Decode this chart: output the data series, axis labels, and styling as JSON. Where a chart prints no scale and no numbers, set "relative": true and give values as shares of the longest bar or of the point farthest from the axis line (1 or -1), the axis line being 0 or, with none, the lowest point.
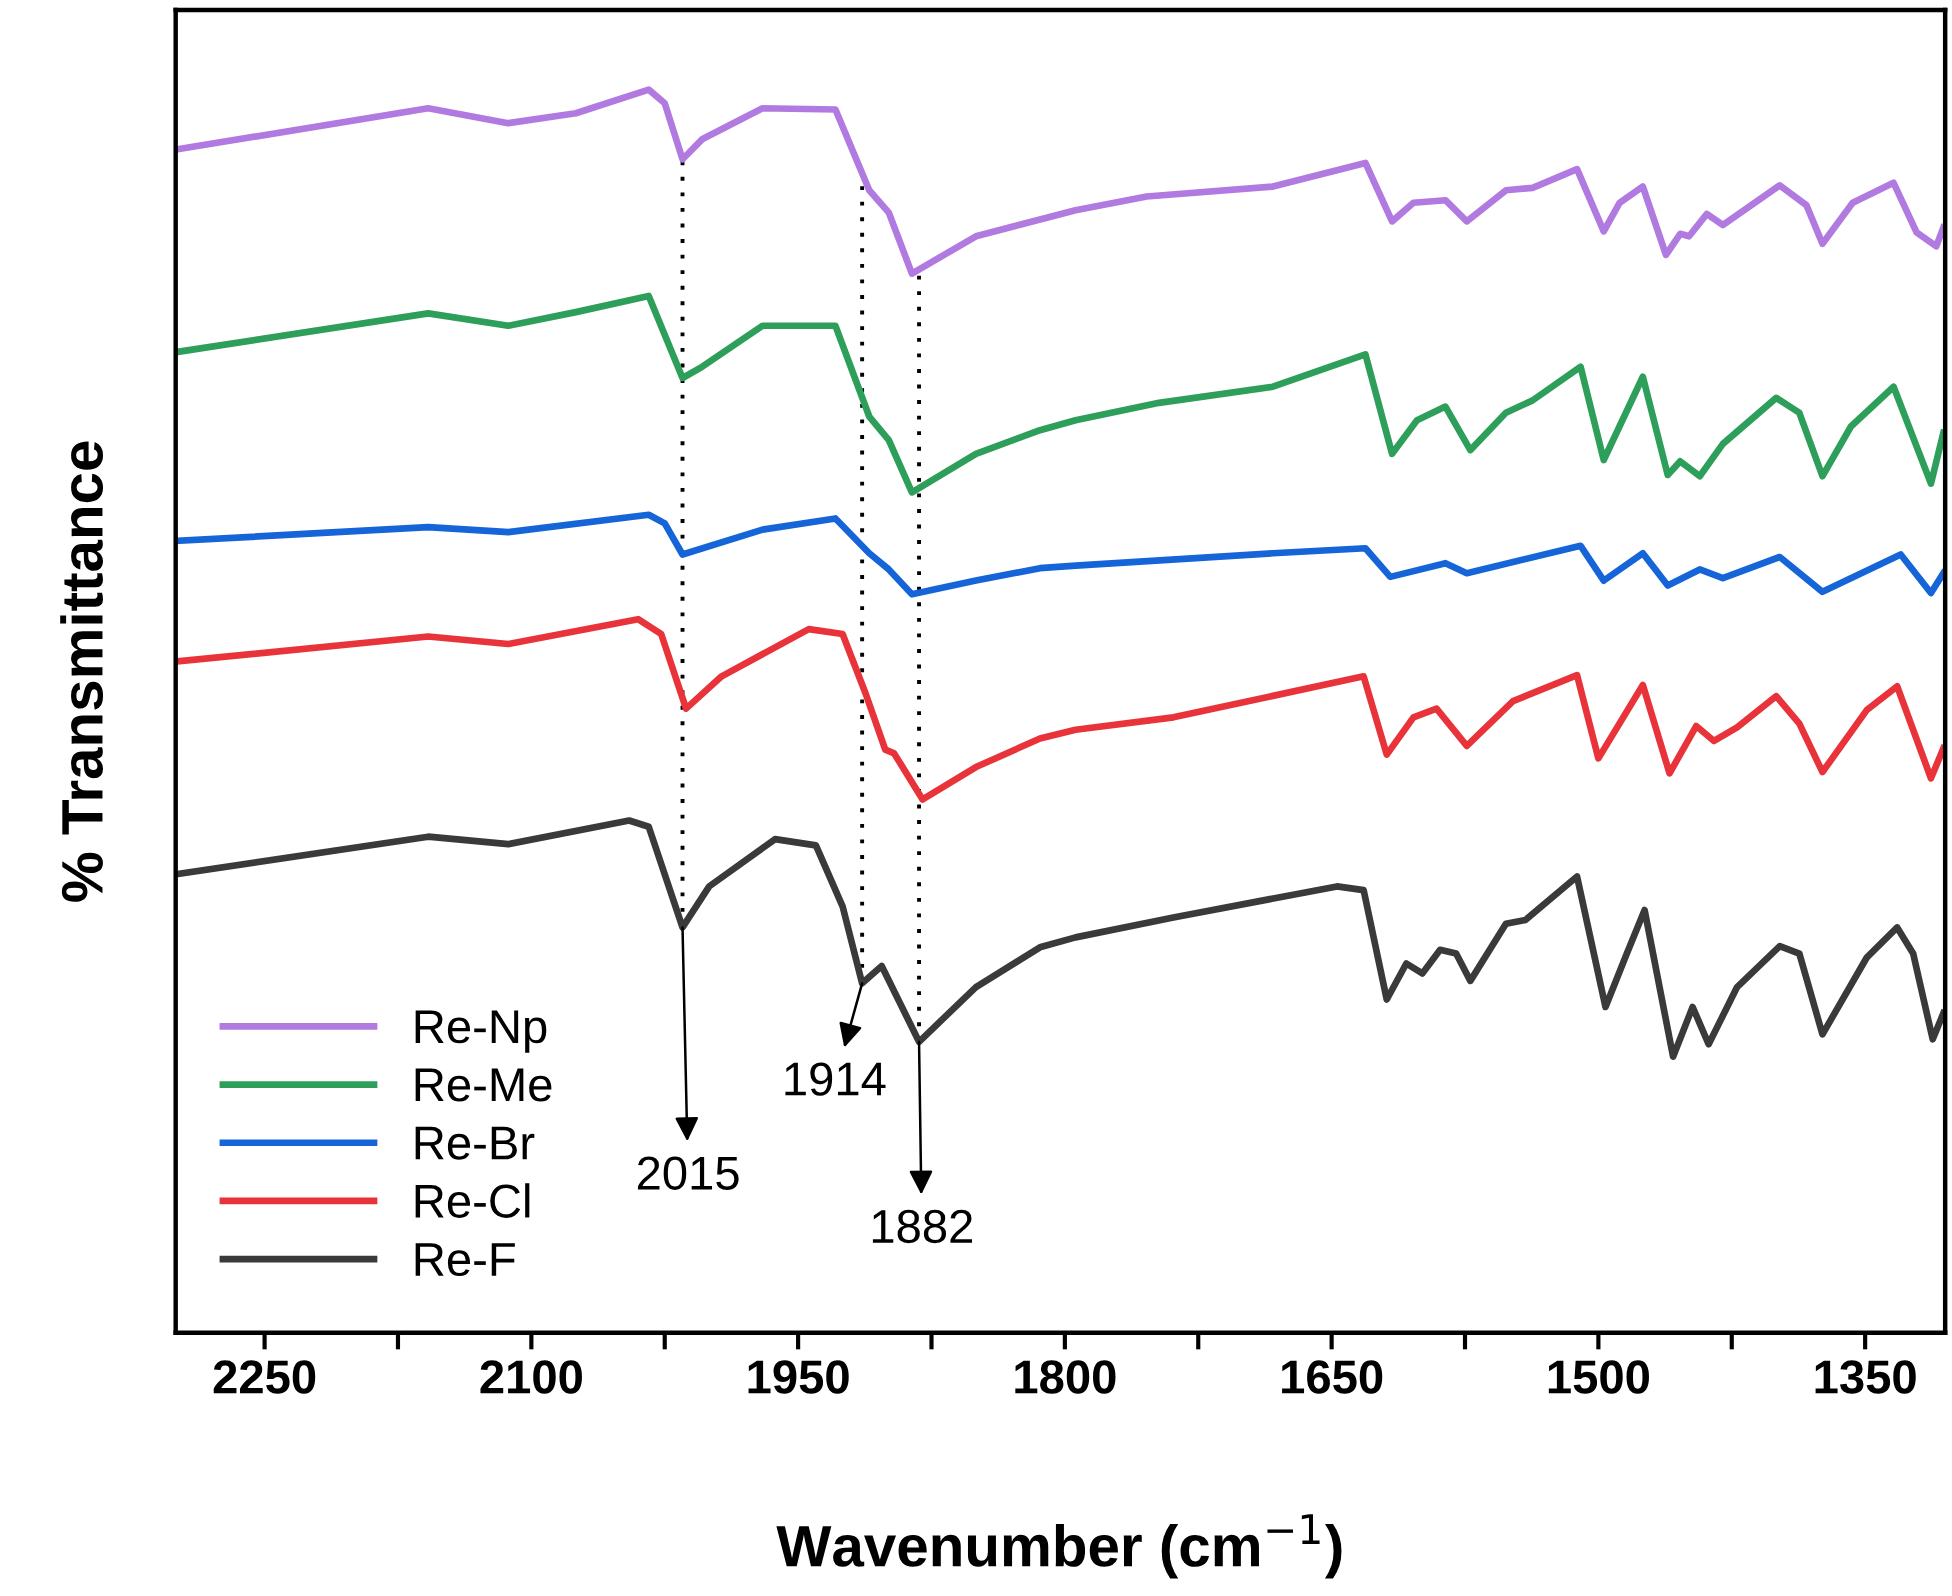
{
  "chart_data": {
    "type": "line",
    "relative": true,
    "xlabel": "Wavenumber (cm$^{−1}$)",
    "ylabel": "% Transmittance",
    "xlim": [
      2300,
      1305
    ],
    "xticks": [
      2250,
      {
        "value": 2175,
        "label": null
      },
      2100,
      {
        "value": 2025,
        "label": null
      },
      1950,
      {
        "value": 1875,
        "label": null
      },
      1800,
      {
        "value": 1725,
        "label": null
      },
      1650,
      {
        "value": 1575,
        "label": null
      },
      1500,
      {
        "value": 1425,
        "label": null
      },
      1350
    ],
    "tick_labels": "x",
    "grid": false,
    "legend": "bottom left",
    "marker": "none",
    "line_style": "solid",
    "series": [
      {
        "name": "Re-Np",
        "color": "#b07ae0",
        "x": [
          2299,
          2158,
          2113,
          2075,
          2034,
          2025,
          2015,
          2004,
          1970,
          1929,
          1910,
          1899,
          1886,
          1850,
          1794,
          1754,
          1683,
          1631,
          1616,
          1604,
          1586,
          1574,
          1552,
          1537,
          1512,
          1497,
          1488,
          1475,
          1462,
          1454,
          1449,
          1439,
          1430,
          1398,
          1383,
          1374,
          1357,
          1334,
          1321,
          1310,
          1306
        ],
        "values": [
          0.952,
          0.985,
          0.973,
          0.981,
          1.0,
          0.989,
          0.944,
          0.96,
          0.985,
          0.984,
          0.919,
          0.901,
          0.852,
          0.882,
          0.903,
          0.914,
          0.922,
          0.941,
          0.894,
          0.909,
          0.911,
          0.894,
          0.919,
          0.921,
          0.936,
          0.886,
          0.909,
          0.922,
          0.867,
          0.884,
          0.882,
          0.9,
          0.891,
          0.923,
          0.907,
          0.876,
          0.909,
          0.925,
          0.885,
          0.874,
          0.889
        ]
      },
      {
        "name": "Re-Me",
        "color": "#2e9e5b",
        "x": [
          2299,
          2158,
          2113,
          2075,
          2034,
          2015,
          2004,
          1970,
          1929,
          1910,
          1899,
          1886,
          1850,
          1814,
          1794,
          1747,
          1683,
          1631,
          1616,
          1602,
          1586,
          1572,
          1552,
          1537,
          1510,
          1497,
          1475,
          1461,
          1454,
          1443,
          1430,
          1400,
          1387,
          1374,
          1358,
          1334,
          1313,
          1306
        ],
        "values": [
          0.789,
          0.82,
          0.81,
          0.821,
          0.834,
          0.768,
          0.777,
          0.81,
          0.81,
          0.737,
          0.718,
          0.676,
          0.707,
          0.726,
          0.734,
          0.748,
          0.761,
          0.787,
          0.707,
          0.734,
          0.745,
          0.71,
          0.74,
          0.75,
          0.777,
          0.702,
          0.769,
          0.69,
          0.701,
          0.689,
          0.715,
          0.752,
          0.74,
          0.689,
          0.729,
          0.761,
          0.683,
          0.724
        ]
      },
      {
        "name": "Re-Br",
        "color": "#1565d8",
        "x": [
          2299,
          2158,
          2113,
          2034,
          2025,
          2015,
          1970,
          1929,
          1910,
          1899,
          1886,
          1850,
          1814,
          1794,
          1683,
          1631,
          1617,
          1586,
          1574,
          1510,
          1497,
          1475,
          1461,
          1443,
          1430,
          1398,
          1374,
          1330,
          1313,
          1306
        ],
        "values": [
          0.637,
          0.648,
          0.644,
          0.658,
          0.651,
          0.626,
          0.646,
          0.655,
          0.627,
          0.614,
          0.594,
          0.605,
          0.615,
          0.617,
          0.627,
          0.631,
          0.608,
          0.619,
          0.611,
          0.633,
          0.605,
          0.627,
          0.601,
          0.614,
          0.607,
          0.624,
          0.596,
          0.626,
          0.595,
          0.611
        ]
      },
      {
        "name": "Re-Cl",
        "color": "#e8333a",
        "x": [
          2299,
          2158,
          2113,
          2040,
          2027,
          2013,
          1993,
          1944,
          1925,
          1912,
          1901,
          1896,
          1880,
          1850,
          1814,
          1794,
          1739,
          1632,
          1619,
          1604,
          1591,
          1574,
          1548,
          1512,
          1500,
          1475,
          1460,
          1445,
          1435,
          1422,
          1400,
          1387,
          1374,
          1349,
          1332,
          1313,
          1306
        ],
        "values": [
          0.54,
          0.56,
          0.554,
          0.574,
          0.562,
          0.502,
          0.528,
          0.566,
          0.562,
          0.514,
          0.469,
          0.466,
          0.429,
          0.455,
          0.478,
          0.485,
          0.495,
          0.528,
          0.465,
          0.495,
          0.502,
          0.472,
          0.508,
          0.529,
          0.462,
          0.521,
          0.45,
          0.488,
          0.476,
          0.487,
          0.512,
          0.49,
          0.451,
          0.501,
          0.52,
          0.446,
          0.47
        ]
      },
      {
        "name": "Re-F",
        "color": "#3a3a3a",
        "x": [
          2299,
          2158,
          2113,
          2045,
          2034,
          2015,
          2000,
          1963,
          1940,
          1925,
          1914,
          1903,
          1882,
          1850,
          1814,
          1794,
          1739,
          1647,
          1632,
          1619,
          1608,
          1599,
          1589,
          1580,
          1572,
          1552,
          1541,
          1512,
          1496,
          1484,
          1474,
          1458,
          1447,
          1438,
          1422,
          1398,
          1387,
          1374,
          1349,
          1332,
          1323,
          1312,
          1306
        ],
        "values": [
          0.369,
          0.399,
          0.393,
          0.412,
          0.407,
          0.326,
          0.359,
          0.397,
          0.392,
          0.343,
          0.281,
          0.295,
          0.234,
          0.278,
          0.31,
          0.318,
          0.334,
          0.359,
          0.356,
          0.268,
          0.297,
          0.289,
          0.308,
          0.305,
          0.283,
          0.329,
          0.332,
          0.367,
          0.262,
          0.305,
          0.34,
          0.222,
          0.262,
          0.232,
          0.278,
          0.311,
          0.305,
          0.24,
          0.302,
          0.326,
          0.305,
          0.236,
          0.257
        ]
      }
    ],
    "ref_lines": [
      {
        "axis": "x",
        "value": 2015,
        "line_style": "dotted",
        "color": "#000000"
      },
      {
        "axis": "x",
        "value": 1914,
        "line_style": "dotted",
        "color": "#000000"
      },
      {
        "axis": "x",
        "value": 1882,
        "line_style": "dotted",
        "color": "#000000"
      }
    ],
    "annotations": [
      {
        "text": "2015",
        "x": 2015,
        "y": 0.326
      },
      {
        "text": "1914",
        "x": 1914,
        "y": 0.281
      },
      {
        "text": "1882",
        "x": 1882,
        "y": 0.234
      }
    ]
  }
}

··········

Stated goal: Of the lines above, how many contain the string "name"? Only the number is required.

Exercise solution: 5